==== Information given ====

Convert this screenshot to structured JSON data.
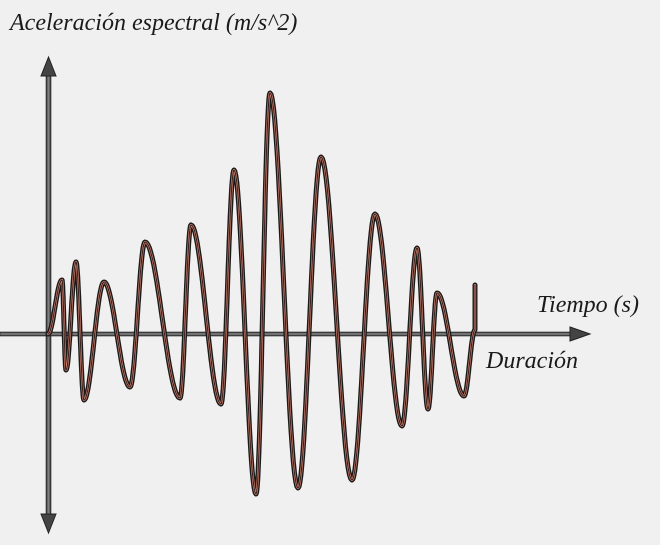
{
  "diagram": {
    "y_axis_label": "Aceleración espectral (m/s^2)",
    "x_axis_label": "Tiempo (s)",
    "duration_label": "Duración"
  },
  "colors": {
    "background": "#f0f0f0",
    "axis": "#3a3a3a",
    "wave_fill": "#d9826e",
    "wave_outline": "#1a1a1a"
  }
}
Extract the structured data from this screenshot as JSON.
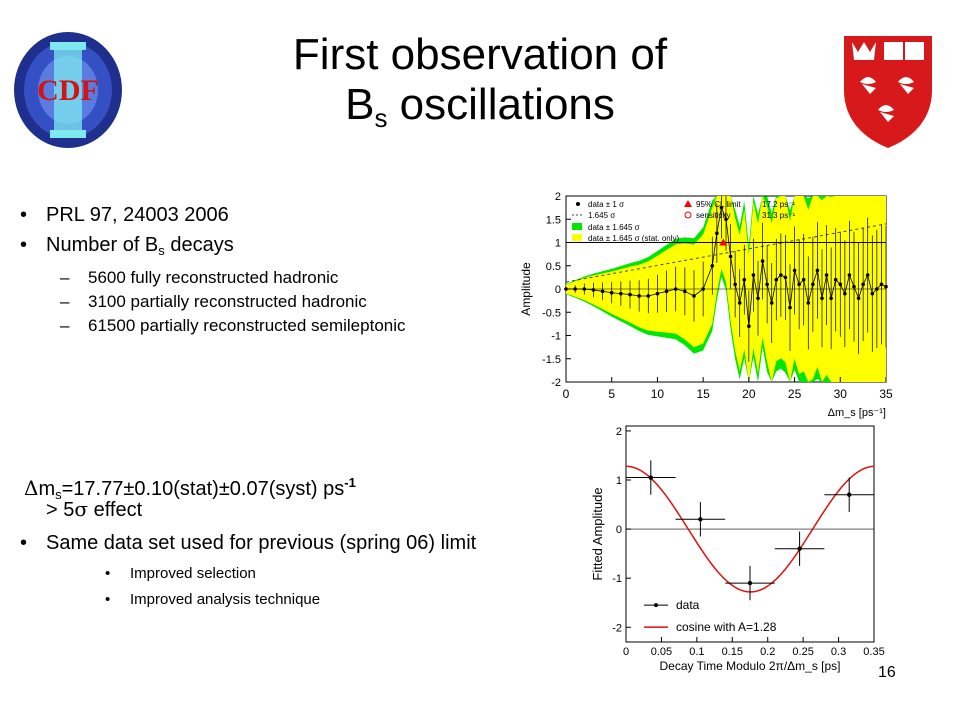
{
  "title": {
    "line1": "First observation of",
    "line2_main": "B",
    "line2_sub": "s",
    "line2_rest": " oscillations"
  },
  "logos": {
    "cdf_text": "CDF"
  },
  "bullets_top": {
    "b1": "PRL 97, 24003 2006",
    "b2_main": "Number of B",
    "b2_sub": "s",
    "b2_rest": " decays",
    "sub": [
      "5600 fully reconstructed hadronic",
      "3100 partially reconstructed hadronic",
      "61500 partially reconstructed semileptonic"
    ]
  },
  "bullets_bottom": {
    "dm_sym": "Δ",
    "dm_m": "m",
    "dm_sub": "s",
    "dm_val": "=17.77±0.10(stat)±0.07(syst) ps",
    "dm_sup": "-1",
    "effect_pre": "> 5",
    "effect_sym": "σ",
    "effect_post": " effect",
    "b2": "Same data set used for previous (spring 06) limit",
    "sub": [
      "Improved selection",
      "Improved analysis technique"
    ]
  },
  "page_number": "16",
  "colors": {
    "band_green": "#00e600",
    "band_yellow": "#ffff00",
    "cosine_red": "#dd1111",
    "limit_red": "#ff0000"
  },
  "chart_data": [
    {
      "type": "line",
      "ylabel": "Amplitude",
      "xlabel": "Δm_s [ps⁻¹]",
      "xlim": [
        0,
        35
      ],
      "ylim": [
        -2,
        2
      ],
      "xticks": [
        "0",
        "5",
        "10",
        "15",
        "20",
        "25",
        "30",
        "35"
      ],
      "yticks": [
        "2",
        "1.5",
        "1",
        "0.5",
        "0",
        "-0.5",
        "-1",
        "-1.5",
        "-2"
      ],
      "legend": [
        "data ± 1 σ",
        "1.645 σ",
        "data ± 1.645 σ",
        "data ± 1.645 σ (stat. only)",
        "95% CL limit",
        "17.2 ps⁻¹",
        "sensitivity",
        "31.3 ps⁻¹"
      ],
      "legend_position": "top-left",
      "x": [
        0,
        1,
        2,
        3,
        4,
        5,
        6,
        7,
        8,
        9,
        10,
        11,
        12,
        13,
        14,
        15,
        16,
        16.5,
        17,
        17.5,
        18,
        18.5,
        19,
        19.5,
        20,
        20.5,
        21,
        21.5,
        22,
        22.5,
        23,
        23.5,
        24,
        24.5,
        25,
        25.5,
        26,
        26.5,
        27,
        27.5,
        28,
        28.5,
        29,
        29.5,
        30,
        30.5,
        31,
        31.5,
        32,
        32.5,
        33,
        33.5,
        34,
        34.5,
        35
      ],
      "series": [
        {
          "name": "data ± 1 σ",
          "values": [
            0,
            0,
            0,
            -0.02,
            -0.05,
            -0.08,
            -0.1,
            -0.12,
            -0.15,
            -0.15,
            -0.1,
            -0.05,
            0,
            -0.05,
            -0.15,
            0,
            0.5,
            1.2,
            1.75,
            1.5,
            0.7,
            0.1,
            -0.3,
            0.2,
            -0.8,
            0.3,
            -0.2,
            0.6,
            0.1,
            -0.3,
            0.2,
            0.3,
            0.25,
            -0.4,
            0.4,
            0.1,
            0.2,
            -0.3,
            0.1,
            0.4,
            -0.2,
            0.3,
            -0.2,
            0.2,
            0.1,
            -0.1,
            0.3,
            0.05,
            -0.2,
            0.1,
            0.3,
            -0.1,
            0.0,
            0.1,
            0.05
          ]
        }
      ],
      "sensitivity_line": [
        [
          0,
          0.15
        ],
        [
          35,
          1.4
        ]
      ],
      "limit_markers": [
        [
          17.2,
          1.0
        ]
      ]
    },
    {
      "type": "scatter",
      "ylabel": "Fitted Amplitude",
      "xlabel": "Decay Time Modulo 2π/Δm_s [ps]",
      "xlim": [
        0,
        0.35
      ],
      "ylim": [
        -2.3,
        2.1
      ],
      "xticks": [
        "0",
        "0.05",
        "0.1",
        "0.15",
        "0.2",
        "0.25",
        "0.3",
        "0.35"
      ],
      "yticks": [
        "2",
        "1",
        "0",
        "-1",
        "-2"
      ],
      "series": [
        {
          "name": "data",
          "x": [
            0.035,
            0.105,
            0.175,
            0.245,
            0.315
          ],
          "y": [
            1.05,
            0.2,
            -1.1,
            -0.4,
            0.7
          ],
          "xerr": [
            0.035,
            0.035,
            0.035,
            0.035,
            0.035
          ],
          "yerr": [
            0.35,
            0.35,
            0.35,
            0.35,
            0.35
          ]
        },
        {
          "name": "cosine with A=1.28",
          "amplitude": 1.28,
          "period": 0.3513
        }
      ],
      "legend": [
        "data",
        "cosine with A=1.28"
      ],
      "legend_position": "bottom-left"
    }
  ]
}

====

● Stated goal: Reproduce all the entries that precede this task, word for word, minus any pictures.

● Solution:
Convert this screenshot to structured JSON data.
{
  "diagram": {
    "y_axis_label": "Aceleración espectral (m/s^2)",
    "x_axis_label": "Tiempo (s)",
    "duration_label": "Duración"
  },
  "colors": {
    "background": "#f0f0f0",
    "axis": "#3a3a3a",
    "wave_fill": "#d9826e",
    "wave_outline": "#1a1a1a"
  }
}
Extract the structured data from this screenshot as JSON.
{
  "title": {
    "line1": "First observation of",
    "line2_main": "B",
    "line2_sub": "s",
    "line2_rest": " oscillations"
  },
  "logos": {
    "cdf_text": "CDF"
  },
  "bullets_top": {
    "b1": "PRL 97, 24003 2006",
    "b2_main": "Number of B",
    "b2_sub": "s",
    "b2_rest": " decays",
    "sub": [
      "5600 fully reconstructed hadronic",
      "3100 partially reconstructed hadronic",
      "61500 partially reconstructed semileptonic"
    ]
  },
  "bullets_bottom": {
    "dm_sym": "Δ",
    "dm_m": "m",
    "dm_sub": "s",
    "dm_val": "=17.77±0.10(stat)±0.07(syst) ps",
    "dm_sup": "-1",
    "effect_pre": "> 5",
    "effect_sym": "σ",
    "effect_post": " effect",
    "b2": "Same data set used for previous (spring 06) limit",
    "sub": [
      "Improved selection",
      "Improved analysis technique"
    ]
  },
  "page_number": "16",
  "colors": {
    "band_green": "#00e600",
    "band_yellow": "#ffff00",
    "cosine_red": "#dd1111",
    "limit_red": "#ff0000"
  },
  "chart_data": [
    {
      "type": "line",
      "ylabel": "Amplitude",
      "xlabel": "Δm_s [ps⁻¹]",
      "xlim": [
        0,
        35
      ],
      "ylim": [
        -2,
        2
      ],
      "xticks": [
        "0",
        "5",
        "10",
        "15",
        "20",
        "25",
        "30",
        "35"
      ],
      "yticks": [
        "2",
        "1.5",
        "1",
        "0.5",
        "0",
        "-0.5",
        "-1",
        "-1.5",
        "-2"
      ],
      "legend": [
        "data ± 1 σ",
        "1.645 σ",
        "data ± 1.645 σ",
        "data ± 1.645 σ (stat. only)",
        "95% CL limit",
        "17.2 ps⁻¹",
        "sensitivity",
        "31.3 ps⁻¹"
      ],
      "legend_position": "top-left",
      "x": [
        0,
        1,
        2,
        3,
        4,
        5,
        6,
        7,
        8,
        9,
        10,
        11,
        12,
        13,
        14,
        15,
        16,
        16.5,
        17,
        17.5,
        18,
        18.5,
        19,
        19.5,
        20,
        20.5,
        21,
        21.5,
        22,
        22.5,
        23,
        23.5,
        24,
        24.5,
        25,
        25.5,
        26,
        26.5,
        27,
        27.5,
        28,
        28.5,
        29,
        29.5,
        30,
        30.5,
        31,
        31.5,
        32,
        32.5,
        33,
        33.5,
        34,
        34.5,
        35
      ],
      "series": [
        {
          "name": "data ± 1 σ",
          "values": [
            0,
            0,
            0,
            -0.02,
            -0.05,
            -0.08,
            -0.1,
            -0.12,
            -0.15,
            -0.15,
            -0.1,
            -0.05,
            0,
            -0.05,
            -0.15,
            0,
            0.5,
            1.2,
            1.75,
            1.5,
            0.7,
            0.1,
            -0.3,
            0.2,
            -0.8,
            0.3,
            -0.2,
            0.6,
            0.1,
            -0.3,
            0.2,
            0.3,
            0.25,
            -0.4,
            0.4,
            0.1,
            0.2,
            -0.3,
            0.1,
            0.4,
            -0.2,
            0.3,
            -0.2,
            0.2,
            0.1,
            -0.1,
            0.3,
            0.05,
            -0.2,
            0.1,
            0.3,
            -0.1,
            0.0,
            0.1,
            0.05
          ]
        }
      ],
      "sensitivity_line": [
        [
          0,
          0.15
        ],
        [
          35,
          1.4
        ]
      ],
      "limit_markers": [
        [
          17.2,
          1.0
        ]
      ]
    },
    {
      "type": "scatter",
      "ylabel": "Fitted Amplitude",
      "xlabel": "Decay Time Modulo 2π/Δm_s [ps]",
      "xlim": [
        0,
        0.35
      ],
      "ylim": [
        -2.3,
        2.1
      ],
      "xticks": [
        "0",
        "0.05",
        "0.1",
        "0.15",
        "0.2",
        "0.25",
        "0.3",
        "0.35"
      ],
      "yticks": [
        "2",
        "1",
        "0",
        "-1",
        "-2"
      ],
      "series": [
        {
          "name": "data",
          "x": [
            0.035,
            0.105,
            0.175,
            0.245,
            0.315
          ],
          "y": [
            1.05,
            0.2,
            -1.1,
            -0.4,
            0.7
          ],
          "xerr": [
            0.035,
            0.035,
            0.035,
            0.035,
            0.035
          ],
          "yerr": [
            0.35,
            0.35,
            0.35,
            0.35,
            0.35
          ]
        },
        {
          "name": "cosine with A=1.28",
          "amplitude": 1.28,
          "period": 0.3513
        }
      ],
      "legend": [
        "data",
        "cosine with A=1.28"
      ],
      "legend_position": "bottom-left"
    }
  ]
}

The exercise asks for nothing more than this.